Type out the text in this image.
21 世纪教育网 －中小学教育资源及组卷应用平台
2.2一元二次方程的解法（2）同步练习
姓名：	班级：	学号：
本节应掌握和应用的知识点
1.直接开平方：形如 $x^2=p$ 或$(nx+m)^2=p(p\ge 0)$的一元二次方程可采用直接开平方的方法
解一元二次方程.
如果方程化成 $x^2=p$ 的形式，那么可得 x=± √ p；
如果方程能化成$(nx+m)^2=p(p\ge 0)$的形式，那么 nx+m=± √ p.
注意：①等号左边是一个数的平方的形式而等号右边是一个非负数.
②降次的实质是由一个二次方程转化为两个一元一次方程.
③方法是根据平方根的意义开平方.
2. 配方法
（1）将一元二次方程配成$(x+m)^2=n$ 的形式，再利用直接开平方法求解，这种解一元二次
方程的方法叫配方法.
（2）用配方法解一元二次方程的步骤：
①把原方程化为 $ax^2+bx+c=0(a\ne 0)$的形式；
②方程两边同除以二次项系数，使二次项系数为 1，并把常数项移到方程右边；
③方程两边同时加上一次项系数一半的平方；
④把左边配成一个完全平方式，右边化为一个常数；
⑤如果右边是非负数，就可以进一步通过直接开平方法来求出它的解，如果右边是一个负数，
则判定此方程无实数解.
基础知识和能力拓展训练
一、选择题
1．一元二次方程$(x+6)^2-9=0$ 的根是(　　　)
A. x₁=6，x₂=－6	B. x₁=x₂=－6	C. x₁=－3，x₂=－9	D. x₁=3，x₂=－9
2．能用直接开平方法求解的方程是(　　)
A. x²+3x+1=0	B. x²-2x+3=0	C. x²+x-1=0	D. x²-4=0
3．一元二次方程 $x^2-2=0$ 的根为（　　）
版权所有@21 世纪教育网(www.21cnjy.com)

* * *

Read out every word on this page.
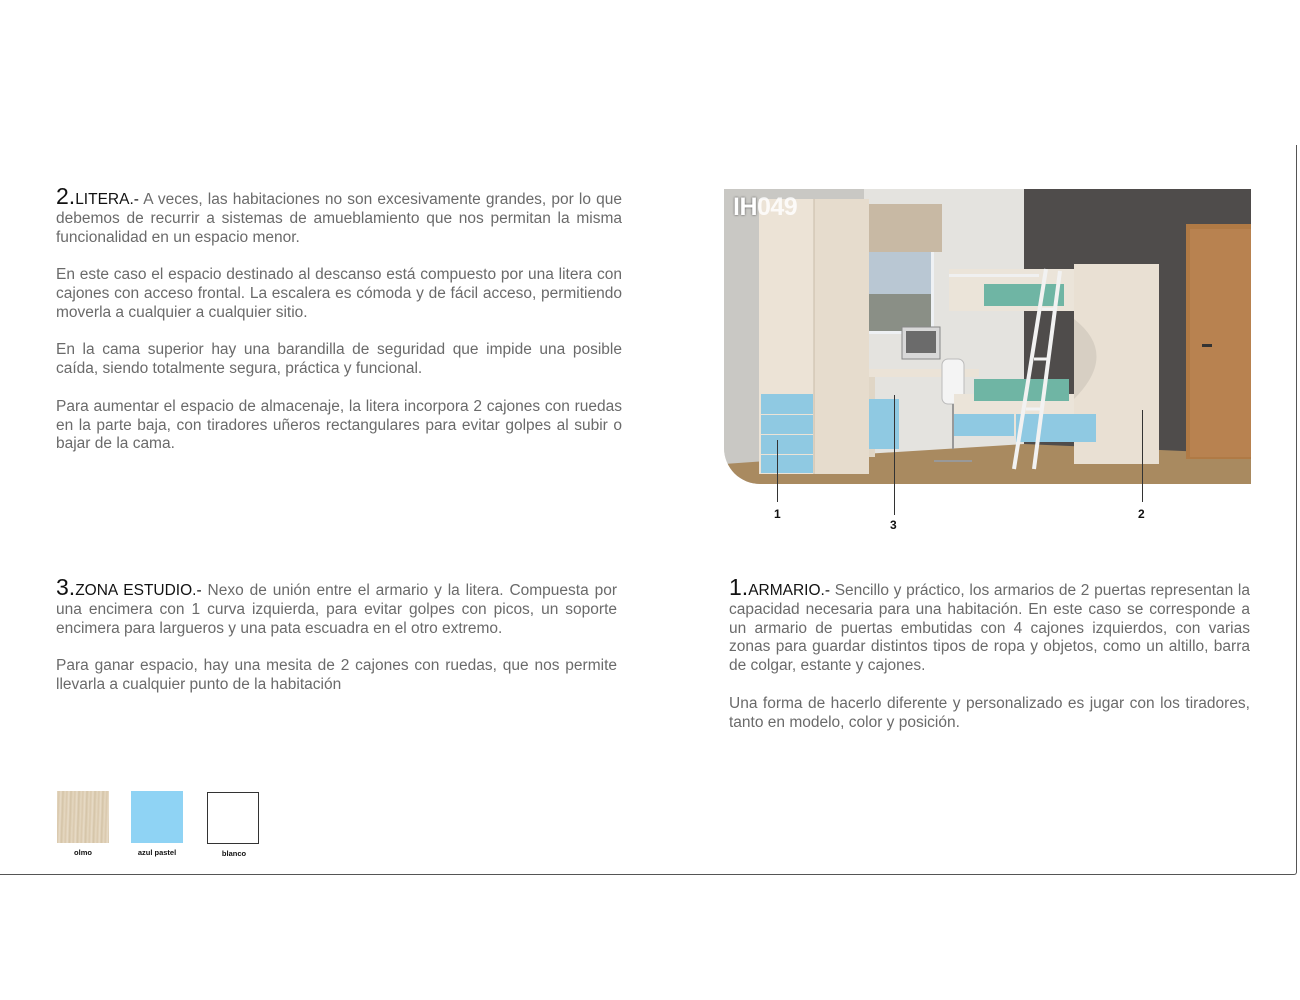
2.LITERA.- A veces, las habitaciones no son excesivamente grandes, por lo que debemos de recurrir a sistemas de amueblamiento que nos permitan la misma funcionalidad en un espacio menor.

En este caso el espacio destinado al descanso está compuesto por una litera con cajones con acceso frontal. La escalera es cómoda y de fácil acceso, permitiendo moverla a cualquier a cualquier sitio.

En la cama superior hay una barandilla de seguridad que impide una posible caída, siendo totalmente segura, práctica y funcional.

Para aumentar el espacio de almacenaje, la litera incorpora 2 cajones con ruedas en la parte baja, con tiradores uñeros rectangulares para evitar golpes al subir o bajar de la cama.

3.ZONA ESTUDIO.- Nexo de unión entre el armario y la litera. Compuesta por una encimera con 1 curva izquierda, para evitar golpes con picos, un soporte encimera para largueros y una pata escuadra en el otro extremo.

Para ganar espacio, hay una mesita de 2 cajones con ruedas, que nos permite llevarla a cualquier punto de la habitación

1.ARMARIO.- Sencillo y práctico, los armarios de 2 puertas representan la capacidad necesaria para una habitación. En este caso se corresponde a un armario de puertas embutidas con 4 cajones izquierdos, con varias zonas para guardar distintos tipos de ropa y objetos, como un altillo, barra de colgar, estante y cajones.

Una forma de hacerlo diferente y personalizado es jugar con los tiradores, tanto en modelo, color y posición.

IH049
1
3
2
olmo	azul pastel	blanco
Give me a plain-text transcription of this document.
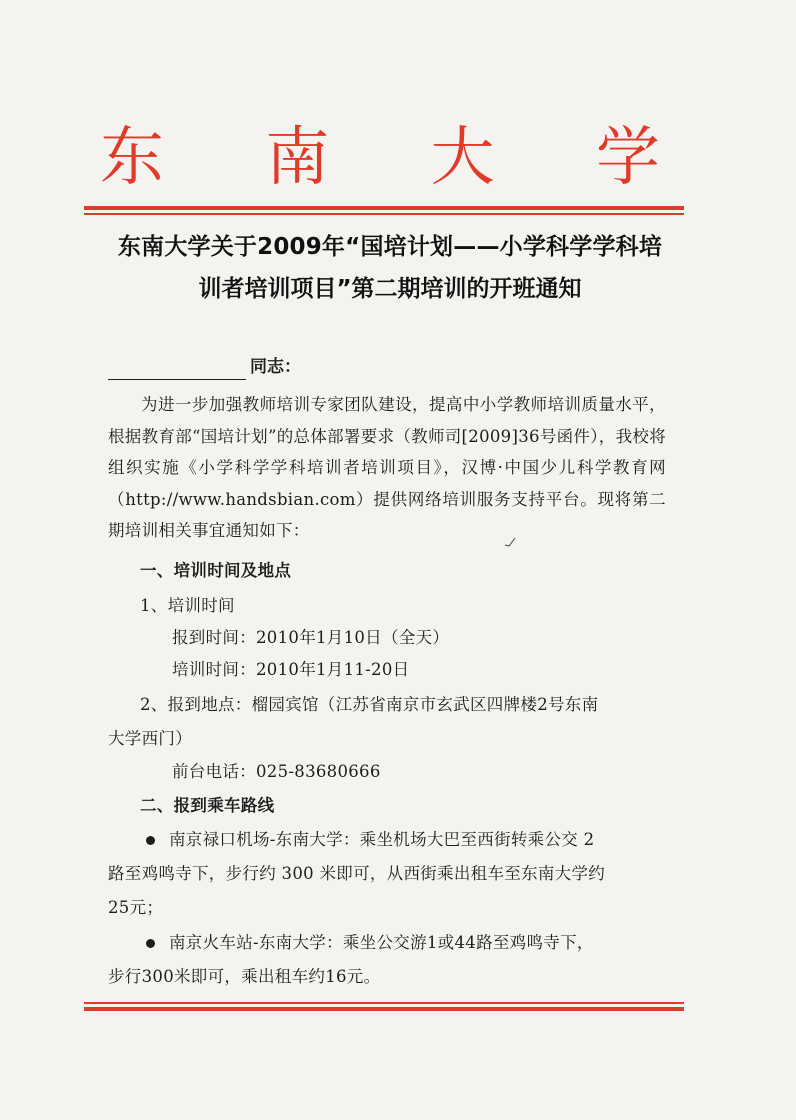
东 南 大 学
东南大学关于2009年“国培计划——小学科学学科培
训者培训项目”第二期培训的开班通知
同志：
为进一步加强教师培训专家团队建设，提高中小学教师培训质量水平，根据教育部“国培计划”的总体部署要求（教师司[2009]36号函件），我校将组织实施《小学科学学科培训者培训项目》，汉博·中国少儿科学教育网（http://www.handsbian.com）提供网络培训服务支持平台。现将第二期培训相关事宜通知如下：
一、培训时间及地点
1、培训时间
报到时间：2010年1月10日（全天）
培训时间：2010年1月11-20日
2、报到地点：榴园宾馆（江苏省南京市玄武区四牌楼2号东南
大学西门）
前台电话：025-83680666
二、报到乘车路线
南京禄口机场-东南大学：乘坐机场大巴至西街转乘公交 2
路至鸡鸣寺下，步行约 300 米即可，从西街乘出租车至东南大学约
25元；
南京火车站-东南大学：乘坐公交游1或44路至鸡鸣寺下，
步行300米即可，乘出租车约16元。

* [Problem to solve]: Pull out all lines from the listing that contain the string "golpes".

* [Solution]:
Para aumentar el espacio de almacenaje, la litera incorpora 2 cajones con ruedas en la parte baja, con tiradores uñeros rectangulares para evitar golpes al subir o bajar de la cama.
3.ZONA ESTUDIO.- Nexo de unión entre el armario y la litera. Compuesta por una encimera con 1 curva izquierda, para evitar golpes con picos, un soporte encimera para largueros y una pata escuadra en el otro extremo.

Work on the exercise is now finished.